_Set task_
Read the lines that follow and pick out every one containing the word "average".

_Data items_
====

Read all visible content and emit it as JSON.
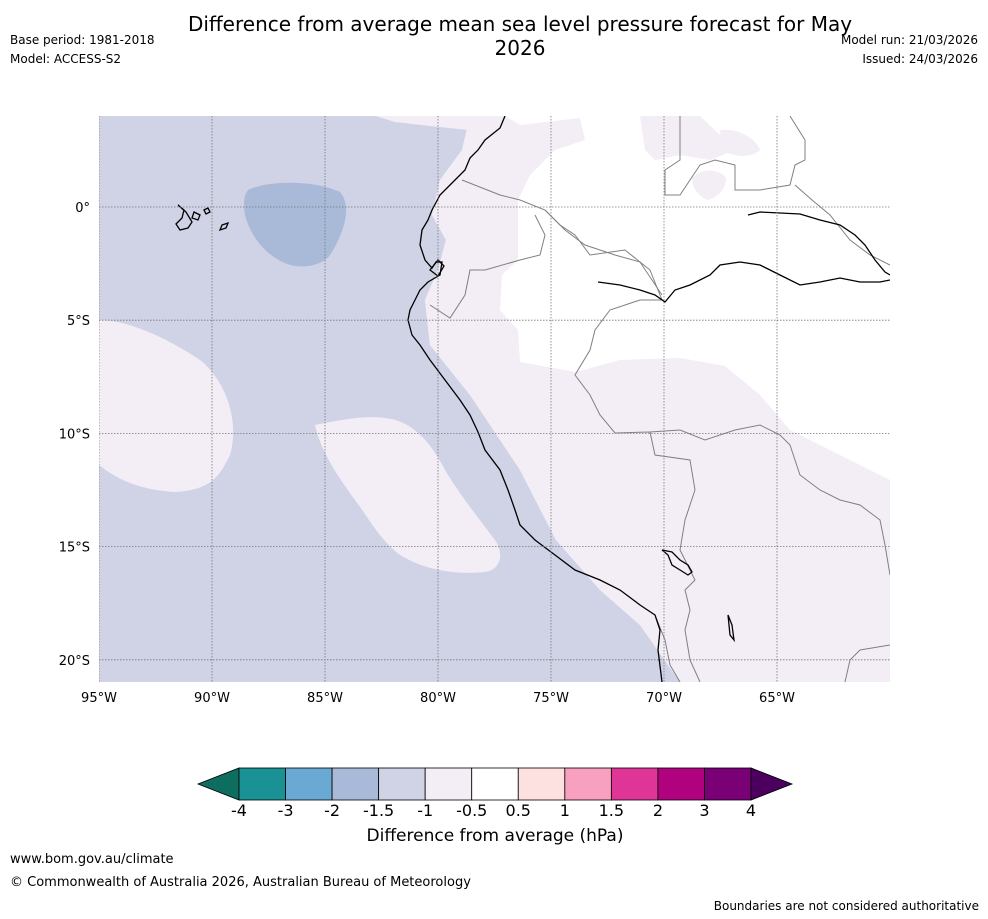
{
  "header": {
    "title": "Difference from average mean sea level pressure forecast for May 2026",
    "base_period": "Base period: 1981-2018",
    "model": "Model: ACCESS-S2",
    "model_run": "Model run: 21/03/2026",
    "issued": "Issued: 24/03/2026"
  },
  "map": {
    "lon_range": [
      -95,
      -60
    ],
    "lat_range": [
      -21,
      4
    ],
    "lon_ticks": [
      {
        "value": -95,
        "label": "95°W"
      },
      {
        "value": -90,
        "label": "90°W"
      },
      {
        "value": -85,
        "label": "85°W"
      },
      {
        "value": -80,
        "label": "80°W"
      },
      {
        "value": -75,
        "label": "75°W"
      },
      {
        "value": -70,
        "label": "70°W"
      },
      {
        "value": -65,
        "label": "65°W"
      }
    ],
    "lat_ticks": [
      {
        "value": 0,
        "label": "0°"
      },
      {
        "value": -5,
        "label": "5°S"
      },
      {
        "value": -10,
        "label": "10°S"
      },
      {
        "value": -15,
        "label": "15°S"
      },
      {
        "value": -20,
        "label": "20°S"
      }
    ]
  },
  "colorbar": {
    "bounds": [
      "-4",
      "-3",
      "-2",
      "-1.5",
      "-1",
      "-0.5",
      "0.5",
      "1",
      "1.5",
      "2",
      "3",
      "4"
    ],
    "colors": [
      "#1a9194",
      "#6aa9d3",
      "#a9bad8",
      "#d0d2e6",
      "#f3edf6",
      "#ffffff",
      "#fde0e0",
      "#f8a0bf",
      "#de3597",
      "#b0027f",
      "#7a0076"
    ],
    "under_color": "#0d6e60",
    "over_color": "#4b0060",
    "label": "Difference from average (hPa)"
  },
  "colors": {
    "band_neg_1_5": "#d0d2e6",
    "band_neg_2": "#a9bad8",
    "band_neg_1": "#f3edf6",
    "band_neutral": "#ffffff"
  },
  "footer": {
    "url": "www.bom.gov.au/climate",
    "copyright": "© Commonwealth of Australia 2026, Australian Bureau of Meteorology",
    "note": "Boundaries are not considered authoritative"
  }
}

====

_Reply_
    "title": "Difference from average mean sea level pressure forecast for May 2026",
    "label": "Difference from average (hPa)"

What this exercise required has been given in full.